• [DATA SUPPLIED]
━━━━━━━━

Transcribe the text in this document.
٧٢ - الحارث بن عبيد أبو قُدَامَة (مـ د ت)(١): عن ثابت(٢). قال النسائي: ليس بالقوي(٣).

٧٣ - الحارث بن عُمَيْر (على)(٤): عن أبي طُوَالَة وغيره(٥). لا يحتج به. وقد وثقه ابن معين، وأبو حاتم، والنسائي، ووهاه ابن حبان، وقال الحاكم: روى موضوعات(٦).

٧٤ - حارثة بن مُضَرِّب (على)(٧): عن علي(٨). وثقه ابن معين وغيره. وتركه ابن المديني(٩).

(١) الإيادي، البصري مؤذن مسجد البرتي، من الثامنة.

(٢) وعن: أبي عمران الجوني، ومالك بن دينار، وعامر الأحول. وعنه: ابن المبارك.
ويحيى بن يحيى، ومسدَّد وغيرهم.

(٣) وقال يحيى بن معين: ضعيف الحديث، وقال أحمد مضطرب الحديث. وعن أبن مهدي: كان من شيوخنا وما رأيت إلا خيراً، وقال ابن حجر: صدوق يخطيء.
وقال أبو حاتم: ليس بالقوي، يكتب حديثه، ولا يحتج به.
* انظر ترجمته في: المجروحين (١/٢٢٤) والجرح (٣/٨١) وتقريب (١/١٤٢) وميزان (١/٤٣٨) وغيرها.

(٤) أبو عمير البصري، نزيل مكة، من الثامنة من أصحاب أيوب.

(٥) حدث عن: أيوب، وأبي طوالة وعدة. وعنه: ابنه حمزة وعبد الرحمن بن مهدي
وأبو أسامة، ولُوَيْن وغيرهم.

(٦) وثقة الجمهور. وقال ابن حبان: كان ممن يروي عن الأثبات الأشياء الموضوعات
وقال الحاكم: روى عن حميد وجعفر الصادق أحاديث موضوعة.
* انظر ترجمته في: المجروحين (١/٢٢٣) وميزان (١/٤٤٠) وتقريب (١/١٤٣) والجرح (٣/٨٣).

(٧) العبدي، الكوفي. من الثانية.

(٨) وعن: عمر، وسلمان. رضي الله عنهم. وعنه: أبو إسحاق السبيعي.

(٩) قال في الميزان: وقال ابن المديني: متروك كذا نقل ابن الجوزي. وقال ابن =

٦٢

━━━━━━━━

• [SET PROBLEM] Transcribe every entry exactly.

• [OUTPUT]
Transcribe the text in this document.
٧٢ - الحارث بن عبيد أبو قُدَامَة (مـ د ت)(١): عن ثابت(٢). قال النسائي: ليس بالقوي(٣).

٧٣ - الحارث بن عُمَيْر (على)(٤): عن أبي طُوَالَة وغيره(٥). لا يحتج به. وقد وثقه ابن معين، وأبو حاتم، والنسائي، ووهاه ابن حبان، وقال الحاكم: روى موضوعات(٦).

٧٤ - حارثة بن مُضَرِّب (على)(٧): عن علي(٨). وثقه ابن معين وغيره. وتركه ابن المديني(٩).

(١) الإيادي، البصري مؤذن مسجد البرتي، من الثامنة.

(٢) وعن: أبي عمران الجوني، ومالك بن دينار، وعامر الأحول. وعنه: ابن المبارك.
ويحيى بن يحيى، ومسدَّد وغيرهم.

(٣) وقال يحيى بن معين: ضعيف الحديث، وقال أحمد مضطرب الحديث. وعن أبن مهدي: كان من شيوخنا وما رأيت إلا خيراً، وقال ابن حجر: صدوق يخطيء.
وقال أبو حاتم: ليس بالقوي، يكتب حديثه، ولا يحتج به.
* انظر ترجمته في: المجروحين (١/٢٢٤) والجرح (٣/٨١) وتقريب (١/١٤٢) وميزان (١/٤٣٨) وغيرها.

(٤) أبو عمير البصري، نزيل مكة، من الثامنة من أصحاب أيوب.

(٥) حدث عن: أيوب، وأبي طوالة وعدة. وعنه: ابنه حمزة وعبد الرحمن بن مهدي
وأبو أسامة، ولُوَيْن وغيرهم.

(٦) وثقة الجمهور. وقال ابن حبان: كان ممن يروي عن الأثبات الأشياء الموضوعات
وقال الحاكم: روى عن حميد وجعفر الصادق أحاديث موضوعة.
* انظر ترجمته في: المجروحين (١/٢٢٣) وميزان (١/٤٤٠) وتقريب (١/١٤٣) والجرح (٣/٨٣).

(٧) العبدي، الكوفي. من الثانية.

(٨) وعن: عمر، وسلمان. رضي الله عنهم. وعنه: أبو إسحاق السبيعي.

(٩) قال في الميزان: وقال ابن المديني: متروك كذا نقل ابن الجوزي. وقال ابن =

٦٢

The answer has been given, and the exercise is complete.